[Extracted records]
(begin)
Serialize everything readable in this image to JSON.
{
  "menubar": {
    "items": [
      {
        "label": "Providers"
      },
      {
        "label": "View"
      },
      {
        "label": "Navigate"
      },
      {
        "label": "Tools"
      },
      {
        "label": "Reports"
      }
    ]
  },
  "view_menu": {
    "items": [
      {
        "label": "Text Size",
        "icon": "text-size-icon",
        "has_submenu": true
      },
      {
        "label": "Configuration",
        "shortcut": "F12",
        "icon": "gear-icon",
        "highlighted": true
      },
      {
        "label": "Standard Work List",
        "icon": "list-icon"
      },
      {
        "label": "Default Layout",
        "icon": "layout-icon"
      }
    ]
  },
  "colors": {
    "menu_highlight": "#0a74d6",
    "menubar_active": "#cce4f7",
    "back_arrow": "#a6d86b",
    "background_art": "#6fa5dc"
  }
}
(end)
Set problem:
Return the entries above exactly as they appear.

Answer to the problem:
Serialize everything readable in this image to JSON.
{
  "menubar": {
    "items": [
      {
        "label": "Providers"
      },
      {
        "label": "View"
      },
      {
        "label": "Navigate"
      },
      {
        "label": "Tools"
      },
      {
        "label": "Reports"
      }
    ]
  },
  "view_menu": {
    "items": [
      {
        "label": "Text Size",
        "icon": "text-size-icon",
        "has_submenu": true
      },
      {
        "label": "Configuration",
        "shortcut": "F12",
        "icon": "gear-icon",
        "highlighted": true
      },
      {
        "label": "Standard Work List",
        "icon": "list-icon"
      },
      {
        "label": "Default Layout",
        "icon": "layout-icon"
      }
    ]
  },
  "colors": {
    "menu_highlight": "#0a74d6",
    "menubar_active": "#cce4f7",
    "back_arrow": "#a6d86b",
    "background_art": "#6fa5dc"
  }
}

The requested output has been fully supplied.